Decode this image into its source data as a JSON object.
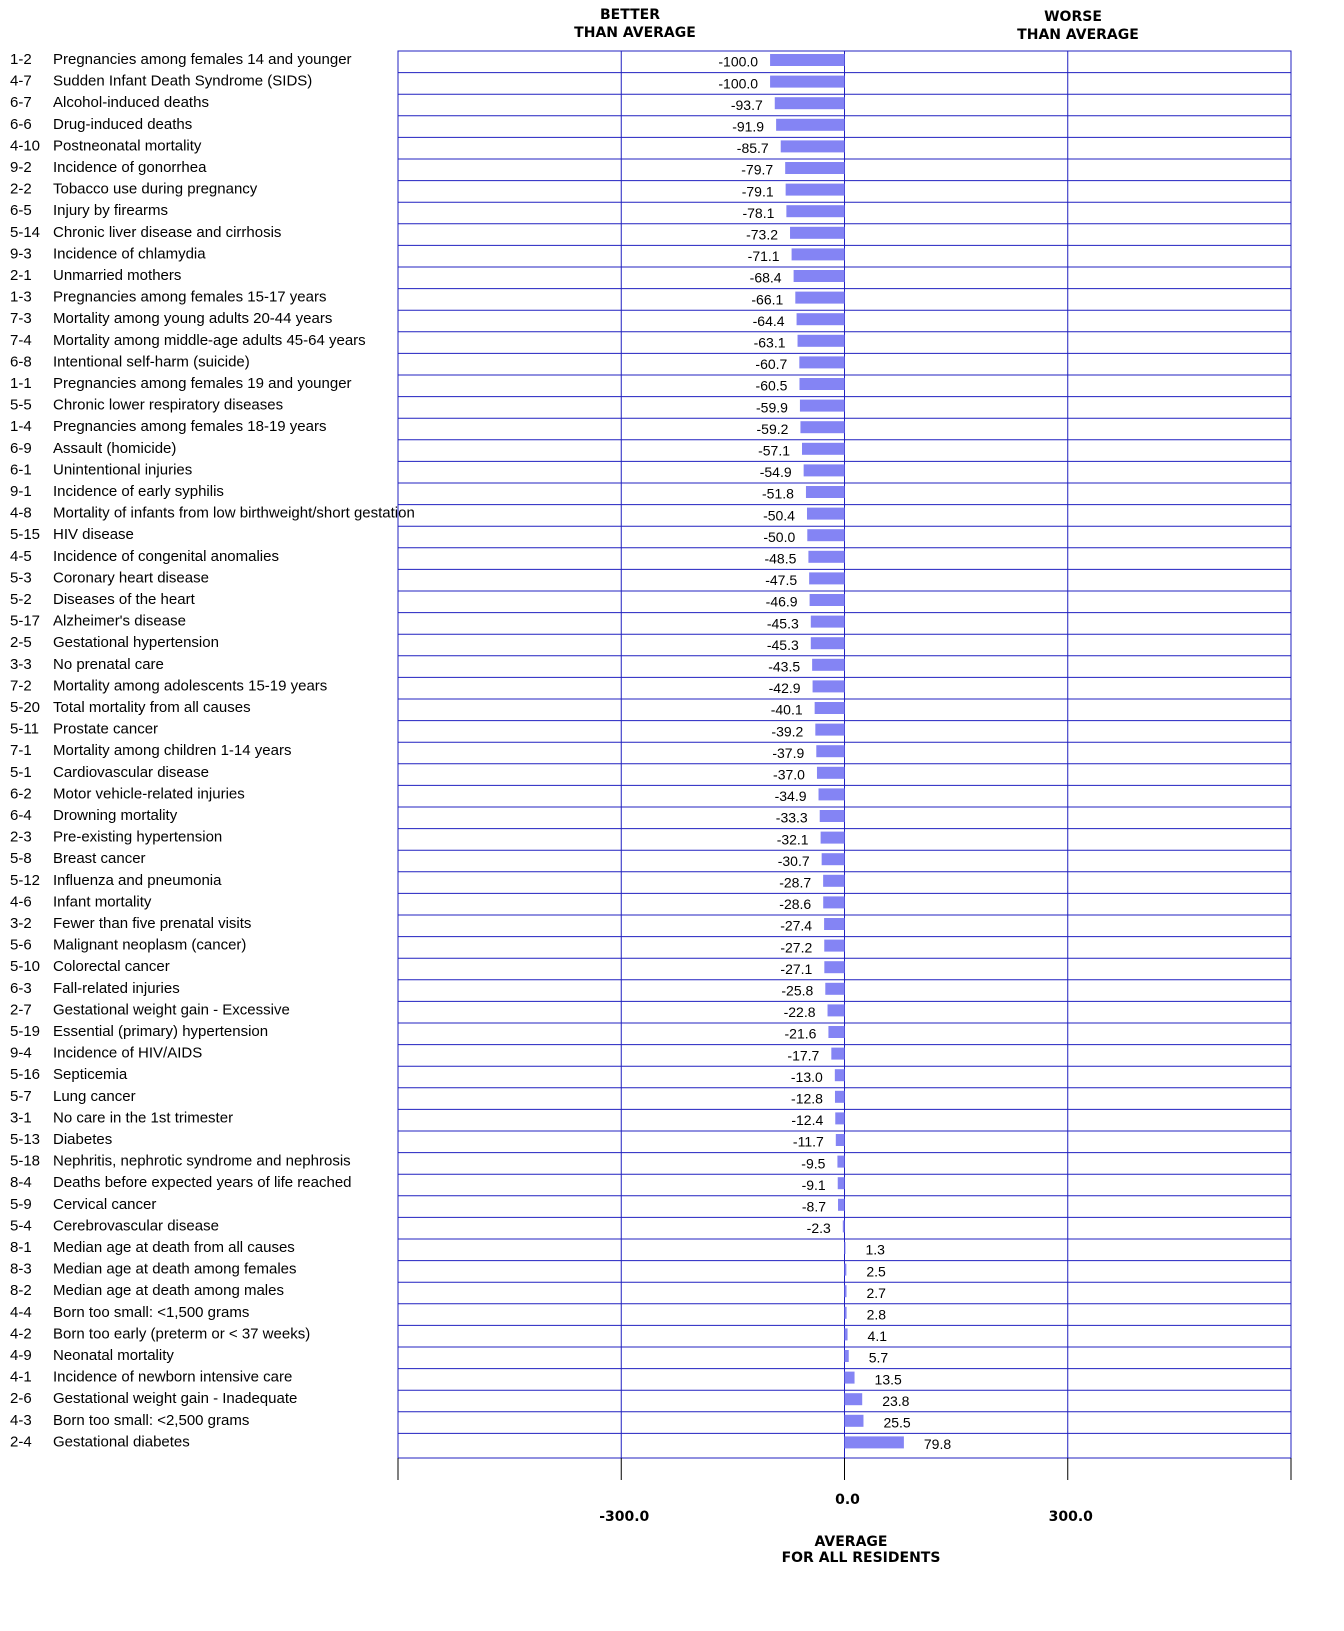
{
  "chart_data": {
    "type": "bar",
    "orientation": "horizontal",
    "header_left": [
      "BETTER",
      "THAN AVERAGE"
    ],
    "header_right": [
      "WORSE",
      "THAN AVERAGE"
    ],
    "x_label": [
      "AVERAGE",
      "FOR ALL RESIDENTS"
    ],
    "codes": [
      "1-2",
      "4-7",
      "6-7",
      "6-6",
      "4-10",
      "9-2",
      "2-2",
      "6-5",
      "5-14",
      "9-3",
      "2-1",
      "1-3",
      "7-3",
      "7-4",
      "6-8",
      "1-1",
      "5-5",
      "1-4",
      "6-9",
      "6-1",
      "9-1",
      "4-8",
      "5-15",
      "4-5",
      "5-3",
      "5-2",
      "5-17",
      "2-5",
      "3-3",
      "7-2",
      "5-20",
      "5-11",
      "7-1",
      "5-1",
      "6-2",
      "6-4",
      "2-3",
      "5-8",
      "5-12",
      "4-6",
      "3-2",
      "5-6",
      "5-10",
      "6-3",
      "2-7",
      "5-19",
      "9-4",
      "5-16",
      "5-7",
      "3-1",
      "5-13",
      "5-18",
      "8-4",
      "5-9",
      "5-4",
      "8-1",
      "8-3",
      "8-2",
      "4-4",
      "4-2",
      "4-9",
      "4-1",
      "2-6",
      "4-3",
      "2-4"
    ],
    "categories": [
      "Pregnancies among females 14 and younger",
      "Sudden Infant Death Syndrome (SIDS)",
      "Alcohol-induced deaths",
      "Drug-induced deaths",
      "Postneonatal mortality",
      "Incidence of gonorrhea",
      "Tobacco use during pregnancy",
      "Injury by firearms",
      "Chronic liver disease and cirrhosis",
      "Incidence of chlamydia",
      "Unmarried mothers",
      "Pregnancies among females 15-17 years",
      "Mortality among young adults 20-44 years",
      "Mortality among middle-age adults 45-64 years",
      "Intentional self-harm (suicide)",
      "Pregnancies among females 19 and younger",
      "Chronic lower respiratory diseases",
      "Pregnancies among females 18-19 years",
      "Assault (homicide)",
      "Unintentional injuries",
      "Incidence of early syphilis",
      "Mortality of infants from low birthweight/short gestation",
      "HIV disease",
      "Incidence of congenital anomalies",
      "Coronary heart disease",
      "Diseases of the heart",
      "Alzheimer's disease",
      "Gestational hypertension",
      "No prenatal care",
      "Mortality among adolescents 15-19 years",
      "Total mortality from all causes",
      "Prostate cancer",
      "Mortality among children 1-14 years",
      "Cardiovascular disease",
      "Motor vehicle-related injuries",
      "Drowning mortality",
      "Pre-existing hypertension",
      "Breast cancer",
      "Influenza and pneumonia",
      "Infant mortality",
      "Fewer than five prenatal visits",
      "Malignant neoplasm (cancer)",
      "Colorectal cancer",
      "Fall-related injuries",
      "Gestational weight gain - Excessive",
      "Essential (primary) hypertension",
      "Incidence of HIV/AIDS",
      "Septicemia",
      "Lung cancer",
      "No care in the 1st trimester",
      "Diabetes",
      "Nephritis, nephrotic syndrome and nephrosis",
      "Deaths before expected years of life reached",
      "Cervical cancer",
      "Cerebrovascular disease",
      "Median age at death from all causes",
      "Median age at death among females",
      "Median age at death among males",
      "Born too small: <1,500 grams",
      "Born too early (preterm or < 37 weeks)",
      "Neonatal mortality",
      "Incidence of newborn intensive care",
      "Gestational weight gain - Inadequate",
      "Born too small: <2,500 grams",
      "Gestational diabetes"
    ],
    "values": [
      -100.0,
      -100.0,
      -93.7,
      -91.9,
      -85.7,
      -79.7,
      -79.1,
      -78.1,
      -73.2,
      -71.1,
      -68.4,
      -66.1,
      -64.4,
      -63.1,
      -60.7,
      -60.5,
      -59.9,
      -59.2,
      -57.1,
      -54.9,
      -51.8,
      -50.4,
      -50.0,
      -48.5,
      -47.5,
      -46.9,
      -45.3,
      -45.3,
      -43.5,
      -42.9,
      -40.1,
      -39.2,
      -37.9,
      -37.0,
      -34.9,
      -33.3,
      -32.1,
      -30.7,
      -28.7,
      -28.6,
      -27.4,
      -27.2,
      -27.1,
      -25.8,
      -22.8,
      -21.6,
      -17.7,
      -13.0,
      -12.8,
      -12.4,
      -11.7,
      -9.5,
      -9.1,
      -8.7,
      -2.3,
      1.3,
      2.5,
      2.7,
      2.8,
      4.1,
      5.7,
      13.5,
      23.8,
      25.5,
      79.8
    ],
    "value_labels": [
      "-100.0",
      "-100.0",
      "-93.7",
      "-91.9",
      "-85.7",
      "-79.7",
      "-79.1",
      "-78.1",
      "-73.2",
      "-71.1",
      "-68.4",
      "-66.1",
      "-64.4",
      "-63.1",
      "-60.7",
      "-60.5",
      "-59.9",
      "-59.2",
      "-57.1",
      "-54.9",
      "-51.8",
      "-50.4",
      "-50.0",
      "-48.5",
      "-47.5",
      "-46.9",
      "-45.3",
      "-45.3",
      "-43.5",
      "-42.9",
      "-40.1",
      "-39.2",
      "-37.9",
      "-37.0",
      "-34.9",
      "-33.3",
      "-32.1",
      "-30.7",
      "-28.7",
      "-28.6",
      "-27.4",
      "-27.2",
      "-27.1",
      "-25.8",
      "-22.8",
      "-21.6",
      "-17.7",
      "-13.0",
      "-12.8",
      "-12.4",
      "-11.7",
      "-9.5",
      "-9.1",
      "-8.7",
      "-2.3",
      "1.3",
      "2.5",
      "2.7",
      "2.8",
      "4.1",
      "5.7",
      "13.5",
      "23.8",
      "25.5",
      "79.8"
    ],
    "color": "#8484f4",
    "xlim": [
      -600,
      600
    ],
    "xticks": [
      {
        "value": -300,
        "label": "-300.0"
      },
      {
        "value": 0,
        "label": "0.0"
      },
      {
        "value": 300,
        "label": "300.0"
      }
    ],
    "grid": true
  }
}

> SHORT PROBLEM
Identify and extract each line of the listing that contains "small".

> WORKED SOLUTION
      "Born too small: <1,500 grams",
      "Born too small: <2,500 grams",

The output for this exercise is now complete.